▸ TASK PROMPT: Output every line below without omitting or altering anything.

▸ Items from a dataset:
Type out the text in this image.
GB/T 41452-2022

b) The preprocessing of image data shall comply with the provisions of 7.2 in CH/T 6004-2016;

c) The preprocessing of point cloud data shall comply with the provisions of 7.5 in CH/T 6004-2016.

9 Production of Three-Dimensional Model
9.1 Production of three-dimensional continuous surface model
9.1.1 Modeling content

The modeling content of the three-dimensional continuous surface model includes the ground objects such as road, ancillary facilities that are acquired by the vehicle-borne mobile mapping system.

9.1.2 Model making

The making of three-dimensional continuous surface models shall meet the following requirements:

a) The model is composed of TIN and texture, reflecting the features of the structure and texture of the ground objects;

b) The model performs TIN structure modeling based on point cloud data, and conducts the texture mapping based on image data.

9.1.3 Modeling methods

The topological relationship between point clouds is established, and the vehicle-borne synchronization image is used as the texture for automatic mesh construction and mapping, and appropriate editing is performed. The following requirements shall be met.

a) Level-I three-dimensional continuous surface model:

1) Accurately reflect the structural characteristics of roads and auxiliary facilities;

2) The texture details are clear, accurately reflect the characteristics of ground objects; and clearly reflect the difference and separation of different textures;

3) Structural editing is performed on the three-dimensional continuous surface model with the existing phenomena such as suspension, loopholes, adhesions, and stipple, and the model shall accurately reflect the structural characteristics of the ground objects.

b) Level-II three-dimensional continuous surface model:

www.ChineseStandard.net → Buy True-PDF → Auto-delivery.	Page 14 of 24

▸ WRITTEN RESPONSE:
Type out the text in this image.
GB/T 41452-2022

b) The preprocessing of image data shall comply with the provisions of 7.2 in CH/T 6004-2016;

c) The preprocessing of point cloud data shall comply with the provisions of 7.5 in CH/T 6004-2016.

9 Production of Three-Dimensional Model
9.1 Production of three-dimensional continuous surface model
9.1.1 Modeling content

The modeling content of the three-dimensional continuous surface model includes the ground objects such as road, ancillary facilities that are acquired by the vehicle-borne mobile mapping system.

9.1.2 Model making

The making of three-dimensional continuous surface models shall meet the following requirements:

a) The model is composed of TIN and texture, reflecting the features of the structure and texture of the ground objects;

b) The model performs TIN structure modeling based on point cloud data, and conducts the texture mapping based on image data.

9.1.3 Modeling methods

The topological relationship between point clouds is established, and the vehicle-borne synchronization image is used as the texture for automatic mesh construction and mapping, and appropriate editing is performed. The following requirements shall be met.

a) Level-I three-dimensional continuous surface model:

1) Accurately reflect the structural characteristics of roads and auxiliary facilities;

2) The texture details are clear, accurately reflect the characteristics of ground objects; and clearly reflect the difference and separation of different textures;

3) Structural editing is performed on the three-dimensional continuous surface model with the existing phenomena such as suspension, loopholes, adhesions, and stipple, and the model shall accurately reflect the structural characteristics of the ground objects.

b) Level-II three-dimensional continuous surface model:

www.ChineseStandard.net → Buy True-PDF → Auto-delivery.	Page 14 of 24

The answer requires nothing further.